## JOB
Extract the complete listing and output it unchanged.

## EXERCISE DATA
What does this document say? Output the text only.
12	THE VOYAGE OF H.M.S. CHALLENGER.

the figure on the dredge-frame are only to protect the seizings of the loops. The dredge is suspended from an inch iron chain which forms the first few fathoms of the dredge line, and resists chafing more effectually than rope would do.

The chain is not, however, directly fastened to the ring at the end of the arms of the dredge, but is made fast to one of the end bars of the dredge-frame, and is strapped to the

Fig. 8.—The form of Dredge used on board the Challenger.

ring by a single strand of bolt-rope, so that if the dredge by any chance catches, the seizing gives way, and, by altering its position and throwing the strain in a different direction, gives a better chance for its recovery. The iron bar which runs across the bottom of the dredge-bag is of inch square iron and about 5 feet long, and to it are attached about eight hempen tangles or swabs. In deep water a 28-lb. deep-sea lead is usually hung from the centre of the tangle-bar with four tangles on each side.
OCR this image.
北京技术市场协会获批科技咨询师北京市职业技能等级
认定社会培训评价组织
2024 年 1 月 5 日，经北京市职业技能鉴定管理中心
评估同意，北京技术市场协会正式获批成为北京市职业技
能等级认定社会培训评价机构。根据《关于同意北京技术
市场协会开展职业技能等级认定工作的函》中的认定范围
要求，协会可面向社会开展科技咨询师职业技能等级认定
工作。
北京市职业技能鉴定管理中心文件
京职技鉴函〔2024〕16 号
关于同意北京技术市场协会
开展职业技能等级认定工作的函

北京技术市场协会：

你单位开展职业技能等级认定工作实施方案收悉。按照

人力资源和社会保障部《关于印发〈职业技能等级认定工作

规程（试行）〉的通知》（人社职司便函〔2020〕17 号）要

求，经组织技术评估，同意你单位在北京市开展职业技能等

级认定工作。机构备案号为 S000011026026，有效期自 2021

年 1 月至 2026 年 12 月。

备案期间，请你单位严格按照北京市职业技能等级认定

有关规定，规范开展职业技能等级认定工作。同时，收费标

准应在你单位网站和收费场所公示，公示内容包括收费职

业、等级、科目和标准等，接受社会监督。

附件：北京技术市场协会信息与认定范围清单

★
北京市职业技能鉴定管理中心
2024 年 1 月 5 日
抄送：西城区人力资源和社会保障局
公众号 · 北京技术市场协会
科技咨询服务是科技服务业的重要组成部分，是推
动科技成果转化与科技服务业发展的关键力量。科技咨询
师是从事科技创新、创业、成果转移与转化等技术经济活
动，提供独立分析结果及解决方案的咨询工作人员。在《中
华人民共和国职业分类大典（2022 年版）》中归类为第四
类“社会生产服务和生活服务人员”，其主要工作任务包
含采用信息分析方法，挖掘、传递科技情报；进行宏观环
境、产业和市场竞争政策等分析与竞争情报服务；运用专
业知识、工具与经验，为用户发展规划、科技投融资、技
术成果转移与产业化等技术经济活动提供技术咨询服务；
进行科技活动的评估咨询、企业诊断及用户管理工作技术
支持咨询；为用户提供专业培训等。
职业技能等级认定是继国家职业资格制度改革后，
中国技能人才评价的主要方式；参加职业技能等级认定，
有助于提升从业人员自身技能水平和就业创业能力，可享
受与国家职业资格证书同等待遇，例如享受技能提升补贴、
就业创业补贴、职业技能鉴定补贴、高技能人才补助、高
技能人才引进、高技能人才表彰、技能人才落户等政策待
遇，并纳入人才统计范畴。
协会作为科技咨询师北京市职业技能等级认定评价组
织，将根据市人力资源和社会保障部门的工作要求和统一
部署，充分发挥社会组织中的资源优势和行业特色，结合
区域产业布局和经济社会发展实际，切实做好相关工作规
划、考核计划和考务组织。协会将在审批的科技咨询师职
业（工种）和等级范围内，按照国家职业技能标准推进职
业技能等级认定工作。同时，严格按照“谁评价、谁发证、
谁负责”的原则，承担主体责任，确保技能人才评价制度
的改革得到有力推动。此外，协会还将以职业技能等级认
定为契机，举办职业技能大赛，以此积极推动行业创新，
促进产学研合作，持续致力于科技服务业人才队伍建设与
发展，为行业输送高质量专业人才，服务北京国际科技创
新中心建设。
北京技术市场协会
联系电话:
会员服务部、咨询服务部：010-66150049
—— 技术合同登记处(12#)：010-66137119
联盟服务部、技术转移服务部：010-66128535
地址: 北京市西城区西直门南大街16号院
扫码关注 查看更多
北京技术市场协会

## SOLUTION BELOW
What does this document say? Output the text only.
12	THE VOYAGE OF H.M.S. CHALLENGER.

the figure on the dredge-frame are only to protect the seizings of the loops. The dredge is suspended from an inch iron chain which forms the first few fathoms of the dredge line, and resists chafing more effectually than rope would do.

The chain is not, however, directly fastened to the ring at the end of the arms of the dredge, but is made fast to one of the end bars of the dredge-frame, and is strapped to the

Fig. 8.—The form of Dredge used on board the Challenger.

ring by a single strand of bolt-rope, so that if the dredge by any chance catches, the seizing gives way, and, by altering its position and throwing the strain in a different direction, gives a better chance for its recovery. The iron bar which runs across the bottom of the dredge-bag is of inch square iron and about 5 feet long, and to it are attached about eight hempen tangles or swabs. In deep water a 28-lb. deep-sea lead is usually hung from the centre of the tangle-bar with four tangles on each side.
OCR this image.
北京技术市场协会获批科技咨询师北京市职业技能等级
认定社会培训评价组织
2024 年 1 月 5 日，经北京市职业技能鉴定管理中心
评估同意，北京技术市场协会正式获批成为北京市职业技
能等级认定社会培训评价机构。根据《关于同意北京技术
市场协会开展职业技能等级认定工作的函》中的认定范围
要求，协会可面向社会开展科技咨询师职业技能等级认定
工作。
北京市职业技能鉴定管理中心文件
京职技鉴函〔2024〕16 号
关于同意北京技术市场协会
开展职业技能等级认定工作的函

北京技术市场协会：

你单位开展职业技能等级认定工作实施方案收悉。按照

人力资源和社会保障部《关于印发〈职业技能等级认定工作

规程（试行）〉的通知》（人社职司便函〔2020〕17 号）要

求，经组织技术评估，同意你单位在北京市开展职业技能等

级认定工作。机构备案号为 S000011026026，有效期自 2021

年 1 月至 2026 年 12 月。

备案期间，请你单位严格按照北京市职业技能等级认定

有关规定，规范开展职业技能等级认定工作。同时，收费标

准应在你单位网站和收费场所公示，公示内容包括收费职

业、等级、科目和标准等，接受社会监督。

附件：北京技术市场协会信息与认定范围清单

★
北京市职业技能鉴定管理中心
2024 年 1 月 5 日
抄送：西城区人力资源和社会保障局
公众号 · 北京技术市场协会
科技咨询服务是科技服务业的重要组成部分，是推
动科技成果转化与科技服务业发展的关键力量。科技咨询
师是从事科技创新、创业、成果转移与转化等技术经济活
动，提供独立分析结果及解决方案的咨询工作人员。在《中
华人民共和国职业分类大典（2022 年版）》中归类为第四
类“社会生产服务和生活服务人员”，其主要工作任务包
含采用信息分析方法，挖掘、传递科技情报；进行宏观环
境、产业和市场竞争政策等分析与竞争情报服务；运用专
业知识、工具与经验，为用户发展规划、科技投融资、技
术成果转移与产业化等技术经济活动提供技术咨询服务；
进行科技活动的评估咨询、企业诊断及用户管理工作技术
支持咨询；为用户提供专业培训等。
职业技能等级认定是继国家职业资格制度改革后，
中国技能人才评价的主要方式；参加职业技能等级认定，
有助于提升从业人员自身技能水平和就业创业能力，可享
受与国家职业资格证书同等待遇，例如享受技能提升补贴、
就业创业补贴、职业技能鉴定补贴、高技能人才补助、高
技能人才引进、高技能人才表彰、技能人才落户等政策待
遇，并纳入人才统计范畴。
协会作为科技咨询师北京市职业技能等级认定评价组
织，将根据市人力资源和社会保障部门的工作要求和统一
部署，充分发挥社会组织中的资源优势和行业特色，结合
区域产业布局和经济社会发展实际，切实做好相关工作规
划、考核计划和考务组织。协会将在审批的科技咨询师职
业（工种）和等级范围内，按照国家职业技能标准推进职
业技能等级认定工作。同时，严格按照“谁评价、谁发证、
谁负责”的原则，承担主体责任，确保技能人才评价制度
的改革得到有力推动。此外，协会还将以职业技能等级认
定为契机，举办职业技能大赛，以此积极推动行业创新，
促进产学研合作，持续致力于科技服务业人才队伍建设与
发展，为行业输送高质量专业人才，服务北京国际科技创
新中心建设。
北京技术市场协会
联系电话:
会员服务部、咨询服务部：010-66150049
—— 技术合同登记处(12#)：010-66137119
联盟服务部、技术转移服务部：010-66128535
地址: 北京市西城区西直门南大街16号院
扫码关注 查看更多
北京技术市场协会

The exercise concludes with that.